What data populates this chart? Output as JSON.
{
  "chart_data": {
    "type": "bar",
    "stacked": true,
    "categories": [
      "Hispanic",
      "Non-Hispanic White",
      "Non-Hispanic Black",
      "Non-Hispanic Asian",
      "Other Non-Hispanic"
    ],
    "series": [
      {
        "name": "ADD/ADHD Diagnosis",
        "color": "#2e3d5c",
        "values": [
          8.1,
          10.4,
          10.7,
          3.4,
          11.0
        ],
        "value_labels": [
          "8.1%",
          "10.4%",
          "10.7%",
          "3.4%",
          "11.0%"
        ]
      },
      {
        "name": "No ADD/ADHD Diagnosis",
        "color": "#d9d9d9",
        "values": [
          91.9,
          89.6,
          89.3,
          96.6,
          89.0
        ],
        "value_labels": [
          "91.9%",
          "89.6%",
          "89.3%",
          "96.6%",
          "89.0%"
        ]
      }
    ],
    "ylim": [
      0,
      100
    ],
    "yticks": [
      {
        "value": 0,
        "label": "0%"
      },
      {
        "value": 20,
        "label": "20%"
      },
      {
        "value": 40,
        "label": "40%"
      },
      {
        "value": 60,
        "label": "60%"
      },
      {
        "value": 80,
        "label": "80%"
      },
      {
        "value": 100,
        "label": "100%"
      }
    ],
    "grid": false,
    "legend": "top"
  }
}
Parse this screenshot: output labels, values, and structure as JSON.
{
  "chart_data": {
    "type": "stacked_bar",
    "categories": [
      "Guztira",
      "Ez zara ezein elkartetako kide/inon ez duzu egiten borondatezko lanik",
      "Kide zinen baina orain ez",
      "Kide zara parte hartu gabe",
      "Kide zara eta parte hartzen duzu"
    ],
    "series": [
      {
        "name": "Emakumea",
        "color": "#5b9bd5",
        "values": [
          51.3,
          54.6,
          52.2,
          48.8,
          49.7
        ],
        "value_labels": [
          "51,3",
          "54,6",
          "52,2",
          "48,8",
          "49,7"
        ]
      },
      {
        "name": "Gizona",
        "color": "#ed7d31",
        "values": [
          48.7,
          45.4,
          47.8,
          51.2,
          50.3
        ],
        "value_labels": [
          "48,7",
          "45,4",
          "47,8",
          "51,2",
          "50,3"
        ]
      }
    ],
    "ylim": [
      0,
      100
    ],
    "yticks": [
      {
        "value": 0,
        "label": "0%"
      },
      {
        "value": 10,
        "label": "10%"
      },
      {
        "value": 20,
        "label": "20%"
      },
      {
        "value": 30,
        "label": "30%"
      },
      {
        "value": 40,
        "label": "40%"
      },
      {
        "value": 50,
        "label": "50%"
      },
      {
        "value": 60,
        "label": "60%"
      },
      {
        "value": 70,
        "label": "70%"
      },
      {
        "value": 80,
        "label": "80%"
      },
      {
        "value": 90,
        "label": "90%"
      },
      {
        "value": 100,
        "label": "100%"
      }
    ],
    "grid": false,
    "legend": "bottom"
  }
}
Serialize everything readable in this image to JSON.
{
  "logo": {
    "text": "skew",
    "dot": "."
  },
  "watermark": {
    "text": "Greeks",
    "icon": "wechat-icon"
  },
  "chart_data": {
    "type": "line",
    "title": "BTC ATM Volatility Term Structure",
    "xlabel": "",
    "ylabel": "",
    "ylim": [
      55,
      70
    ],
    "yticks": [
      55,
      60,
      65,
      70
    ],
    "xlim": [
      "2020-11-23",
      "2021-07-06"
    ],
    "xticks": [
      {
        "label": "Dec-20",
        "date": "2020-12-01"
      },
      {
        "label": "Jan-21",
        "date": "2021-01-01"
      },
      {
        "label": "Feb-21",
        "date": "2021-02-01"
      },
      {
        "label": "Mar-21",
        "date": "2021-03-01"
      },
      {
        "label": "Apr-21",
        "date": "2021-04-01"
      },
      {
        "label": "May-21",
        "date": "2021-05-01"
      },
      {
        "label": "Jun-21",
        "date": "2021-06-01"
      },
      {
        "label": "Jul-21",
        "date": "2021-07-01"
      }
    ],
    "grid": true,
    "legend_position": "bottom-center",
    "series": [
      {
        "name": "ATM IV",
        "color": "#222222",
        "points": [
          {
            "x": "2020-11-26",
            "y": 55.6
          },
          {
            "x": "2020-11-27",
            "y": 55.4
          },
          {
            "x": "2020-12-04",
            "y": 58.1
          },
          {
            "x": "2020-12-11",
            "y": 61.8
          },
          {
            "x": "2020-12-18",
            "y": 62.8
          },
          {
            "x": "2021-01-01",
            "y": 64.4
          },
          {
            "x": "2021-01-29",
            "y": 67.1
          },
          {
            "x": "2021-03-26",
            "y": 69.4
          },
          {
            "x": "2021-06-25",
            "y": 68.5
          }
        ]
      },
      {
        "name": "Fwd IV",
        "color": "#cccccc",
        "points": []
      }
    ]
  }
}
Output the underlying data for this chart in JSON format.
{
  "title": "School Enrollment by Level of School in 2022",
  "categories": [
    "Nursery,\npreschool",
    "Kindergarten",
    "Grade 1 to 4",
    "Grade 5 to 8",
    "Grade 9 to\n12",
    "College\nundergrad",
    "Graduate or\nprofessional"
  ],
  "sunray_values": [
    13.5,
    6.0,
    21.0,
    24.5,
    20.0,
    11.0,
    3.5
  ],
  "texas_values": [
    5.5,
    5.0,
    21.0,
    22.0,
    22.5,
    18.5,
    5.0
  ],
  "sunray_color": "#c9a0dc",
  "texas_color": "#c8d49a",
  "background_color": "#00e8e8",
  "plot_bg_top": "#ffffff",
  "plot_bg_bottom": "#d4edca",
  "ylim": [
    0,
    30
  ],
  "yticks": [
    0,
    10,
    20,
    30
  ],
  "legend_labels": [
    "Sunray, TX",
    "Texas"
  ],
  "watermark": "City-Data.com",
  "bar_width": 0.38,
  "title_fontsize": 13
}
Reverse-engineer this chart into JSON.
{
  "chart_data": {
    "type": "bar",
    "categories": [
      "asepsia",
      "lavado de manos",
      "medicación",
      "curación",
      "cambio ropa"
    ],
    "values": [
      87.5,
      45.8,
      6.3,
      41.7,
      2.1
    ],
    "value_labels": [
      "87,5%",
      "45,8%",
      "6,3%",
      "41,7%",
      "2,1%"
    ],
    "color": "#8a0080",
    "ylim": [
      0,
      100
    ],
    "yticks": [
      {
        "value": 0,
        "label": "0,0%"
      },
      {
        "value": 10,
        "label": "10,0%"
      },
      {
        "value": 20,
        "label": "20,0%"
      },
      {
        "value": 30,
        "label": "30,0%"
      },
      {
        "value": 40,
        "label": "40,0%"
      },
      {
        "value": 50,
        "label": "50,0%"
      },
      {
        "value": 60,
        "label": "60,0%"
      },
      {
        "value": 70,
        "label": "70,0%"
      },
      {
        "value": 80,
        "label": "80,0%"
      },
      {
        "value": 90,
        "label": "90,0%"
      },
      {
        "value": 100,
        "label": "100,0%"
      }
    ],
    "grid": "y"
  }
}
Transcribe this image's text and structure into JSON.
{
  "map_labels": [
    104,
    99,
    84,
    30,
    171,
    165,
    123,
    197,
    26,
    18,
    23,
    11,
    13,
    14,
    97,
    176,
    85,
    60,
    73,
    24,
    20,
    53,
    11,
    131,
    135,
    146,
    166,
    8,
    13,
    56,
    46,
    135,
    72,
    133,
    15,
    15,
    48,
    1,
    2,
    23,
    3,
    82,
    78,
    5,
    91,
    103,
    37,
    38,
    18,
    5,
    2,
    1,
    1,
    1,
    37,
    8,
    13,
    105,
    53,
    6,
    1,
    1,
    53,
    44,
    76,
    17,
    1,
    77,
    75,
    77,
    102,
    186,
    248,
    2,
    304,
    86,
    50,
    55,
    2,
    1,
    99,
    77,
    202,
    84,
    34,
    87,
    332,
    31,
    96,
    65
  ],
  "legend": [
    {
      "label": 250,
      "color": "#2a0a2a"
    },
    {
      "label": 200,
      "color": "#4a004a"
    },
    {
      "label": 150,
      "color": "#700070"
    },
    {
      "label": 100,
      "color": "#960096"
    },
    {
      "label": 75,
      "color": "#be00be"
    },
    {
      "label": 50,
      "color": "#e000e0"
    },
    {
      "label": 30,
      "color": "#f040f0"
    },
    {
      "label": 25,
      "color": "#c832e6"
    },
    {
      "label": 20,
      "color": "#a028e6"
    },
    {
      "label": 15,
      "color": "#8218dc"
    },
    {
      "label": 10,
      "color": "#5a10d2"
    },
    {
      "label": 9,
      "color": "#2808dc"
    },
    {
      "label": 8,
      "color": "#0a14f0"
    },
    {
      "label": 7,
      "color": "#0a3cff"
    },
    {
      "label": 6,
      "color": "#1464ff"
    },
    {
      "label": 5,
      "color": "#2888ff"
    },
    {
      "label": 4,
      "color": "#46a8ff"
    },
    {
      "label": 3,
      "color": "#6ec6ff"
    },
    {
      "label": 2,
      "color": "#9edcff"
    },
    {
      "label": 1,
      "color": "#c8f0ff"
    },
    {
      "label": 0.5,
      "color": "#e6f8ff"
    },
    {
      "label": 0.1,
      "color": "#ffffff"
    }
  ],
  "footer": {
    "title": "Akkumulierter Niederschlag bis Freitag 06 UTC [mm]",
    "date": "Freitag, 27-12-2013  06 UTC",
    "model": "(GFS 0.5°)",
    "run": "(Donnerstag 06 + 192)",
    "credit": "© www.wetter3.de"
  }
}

....

> _Task objective_: Go through the records above, find every line with the word "this", and list those lines.

> _Written answer_:
What data populates this chart? Output as JSON.
Parse this screenshot: output labels, values, and structure as JSON.
Serialize everything readable in this image to JSON.
Output the underlying data for this chart in JSON format.
Reverse-engineer this chart into JSON.
Transcribe this image's text and structure into JSON.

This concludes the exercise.